Dataset items:
________

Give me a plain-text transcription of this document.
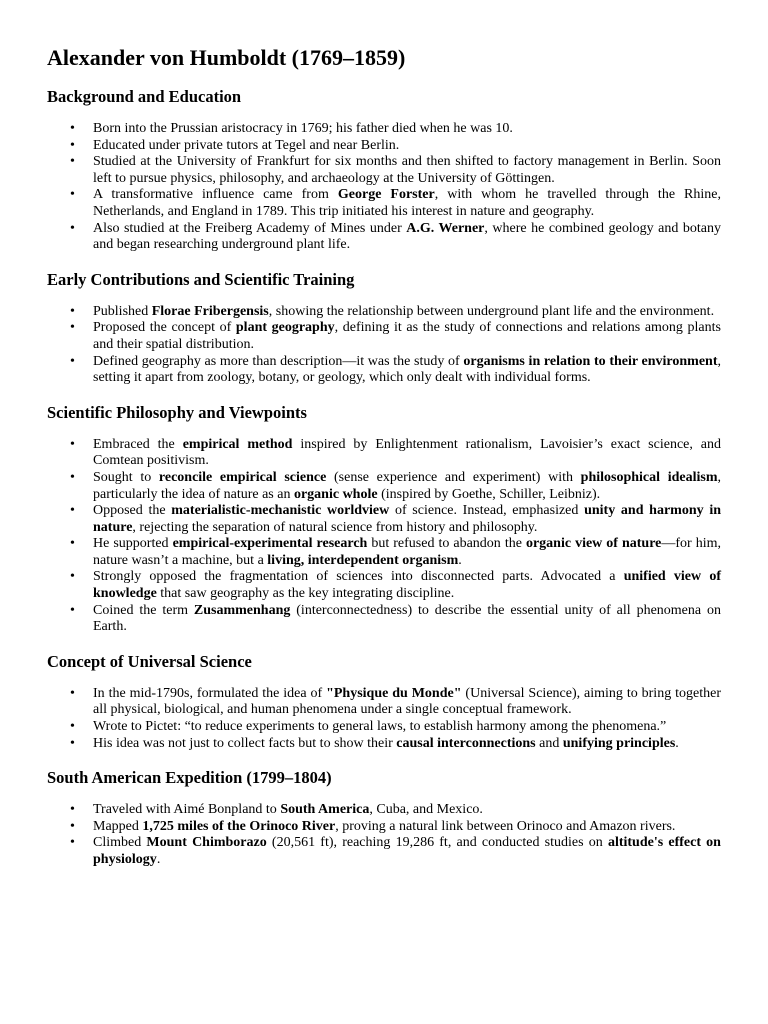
Alexander von Humboldt (1769–1859)
Background and Education
• Born into the Prussian aristocracy in 1769; his father died when he was 10.
• Educated under private tutors at Tegel and near Berlin.
• Studied at the University of Frankfurt for six months and then shifted to factory management in Berlin. Soon left to pursue physics, philosophy, and archaeology at the University of Göttingen.
• A transformative influence came from George Forster, with whom he travelled through the Rhine, Netherlands, and England in 1789. This trip initiated his interest in nature and geography.
• Also studied at the Freiberg Academy of Mines under A.G. Werner, where he combined geology and botany and began researching underground plant life.
Early Contributions and Scientific Training
• Published Florae Fribergensis, showing the relationship between underground plant life and the environment.
• Proposed the concept of plant geography, defining it as the study of connections and relations among plants and their spatial distribution.
• Defined geography as more than description—it was the study of organisms in relation to their environment, setting it apart from zoology, botany, or geology, which only dealt with individual forms.
Scientific Philosophy and Viewpoints
• Embraced the empirical method inspired by Enlightenment rationalism, Lavoisier’s exact science, and Comtean positivism.
• Sought to reconcile empirical science (sense experience and experiment) with philosophical idealism, particularly the idea of nature as an organic whole (inspired by Goethe, Schiller, Leibniz).
• Opposed the materialistic-mechanistic worldview of science. Instead, emphasized unity and harmony in nature, rejecting the separation of natural science from history and philosophy.
• He supported empirical-experimental research but refused to abandon the organic view of nature—for him, nature wasn’t a machine, but a living, interdependent organism.
• Strongly opposed the fragmentation of sciences into disconnected parts. Advocated a unified view of knowledge that saw geography as the key integrating discipline.
• Coined the term Zusammenhang (interconnectedness) to describe the essential unity of all phenomena on Earth.
Concept of Universal Science
• In the mid-1790s, formulated the idea of "Physique du Monde" (Universal Science), aiming to bring together all physical, biological, and human phenomena under a single conceptual framework.
• Wrote to Pictet: “to reduce experiments to general laws, to establish harmony among the phenomena.”
• His idea was not just to collect facts but to show their causal interconnections and unifying principles.
South American Expedition (1799–1804)
• Traveled with Aimé Bonpland to South America, Cuba, and Mexico.
• Mapped 1,725 miles of the Orinoco River, proving a natural link between Orinoco and Amazon rivers.
• Climbed Mount Chimborazo (20,561 ft), reaching 19,286 ft, and conducted studies on altitude's effect on physiology.
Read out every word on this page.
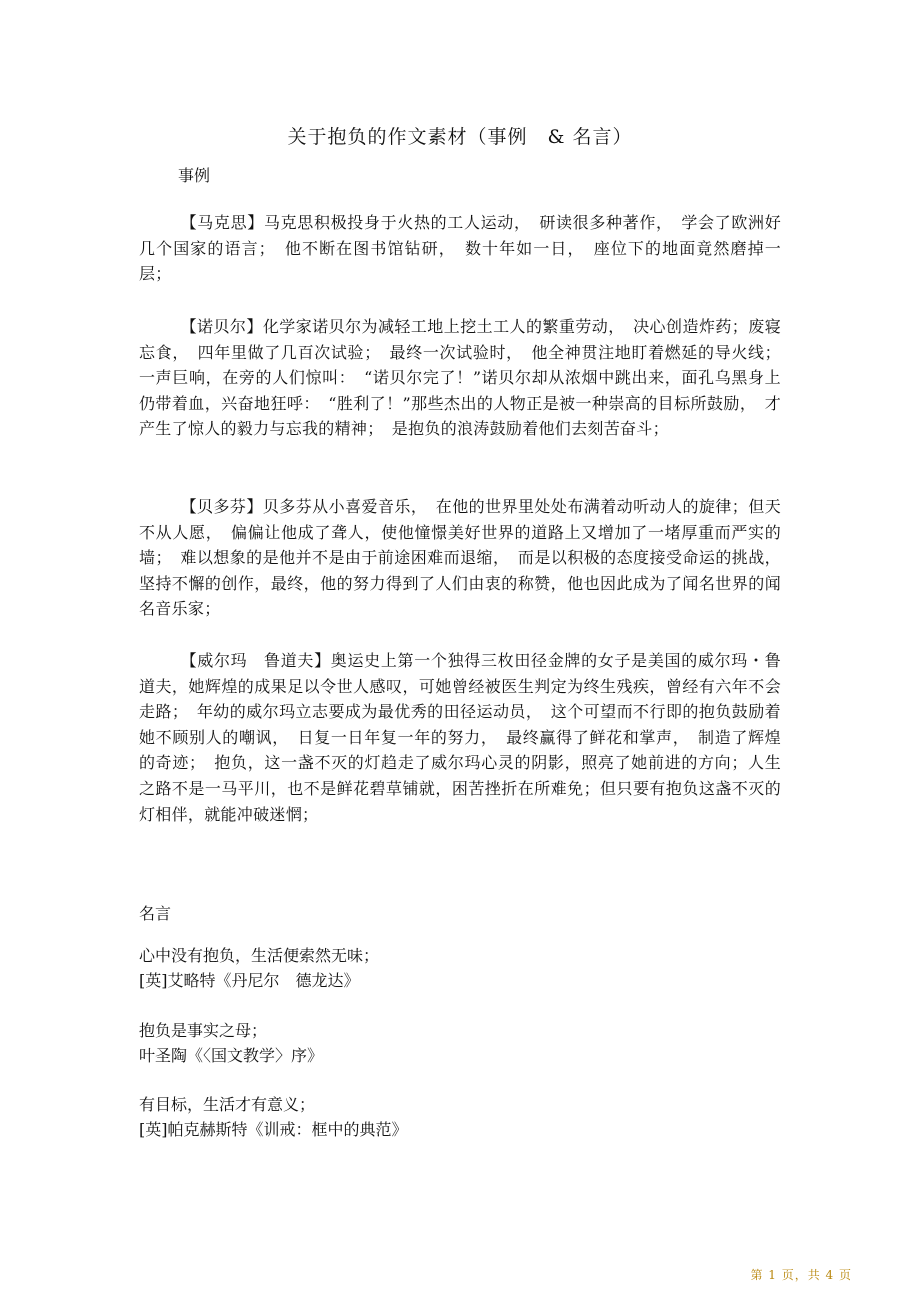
关于抱负的作文素材（事例　& 名言）
事例
【马克思】马克思积极投身于火热的工人运动，　研读很多种著作，　学会了欧洲好几个国家的语言；　他不断在图书馆钻研，　数十年如一日，　座位下的地面竟然磨掉一层；
【诺贝尔】化学家诺贝尔为减轻工地上挖土工人的繁重劳动，　决心创造炸药；废寝忘食，　四年里做了几百次试验；　最终一次试验时，　他全神贯注地盯着燃延的导火线；一声巨响，在旁的人们惊叫：　“诺贝尔完了！”诺贝尔却从浓烟中跳出来，面孔乌黑身上仍带着血，兴奋地狂呼：　“胜利了！”那些杰出的人物正是被一种崇高的目标所鼓励，　才产生了惊人的毅力与忘我的精神；　是抱负的浪涛鼓励着他们去刻苦奋斗；
【贝多芬】贝多芬从小喜爱音乐，　在他的世界里处处布满着动听动人的旋律；但天不从人愿，　偏偏让他成了聋人，使他憧憬美好世界的道路上又增加了一堵厚重而严实的墙；　难以想象的是他并不是由于前途困难而退缩，　而是以积极的态度接受命运的挑战，坚持不懈的创作，最终，他的努力得到了人们由衷的称赞，他也因此成为了闻名世界的闻名音乐家；
【威尔玛　鲁道夫】奥运史上第一个独得三枚田径金牌的女子是美国的威尔玛・鲁道夫，她辉煌的成果足以令世人感叹，可她曾经被医生判定为终生残疾，曾经有六年不会走路；　年幼的威尔玛立志要成为最优秀的田径运动员，　这个可望而不行即的抱负鼓励着她不顾别人的嘲讽，　日复一日年复一年的努力，　最终赢得了鲜花和掌声，　制造了辉煌的奇迹；　抱负，这一盏不灭的灯趋走了威尔玛心灵的阴影，照亮了她前进的方向；人生之路不是一马平川，也不是鲜花碧草铺就，困苦挫折在所难免；但只要有抱负这盏不灭的灯相伴，就能冲破迷惘；
名言
心中没有抱负，生活便索然无味；
[英]艾略特《丹尼尔　德龙达》
抱负是事实之母；
叶圣陶《〈国文教学〉序》
有目标，生活才有意义；
[英]帕克赫斯特《训戒：框中的典范》
第 1 页，共 4 页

________

» Stated problem: Your task is to pick out every line with the string "their" and copy it.

» Result of this task:
• Proposed the concept of plant geography, defining it as the study of connections and relations among plants and their spatial distribution.
• Defined geography as more than description—it was the study of organisms in relation to their environment, setting it apart from zoology, botany, or geology, which only dealt with individual forms.
• His idea was not just to collect facts but to show their causal interconnections and unifying principles.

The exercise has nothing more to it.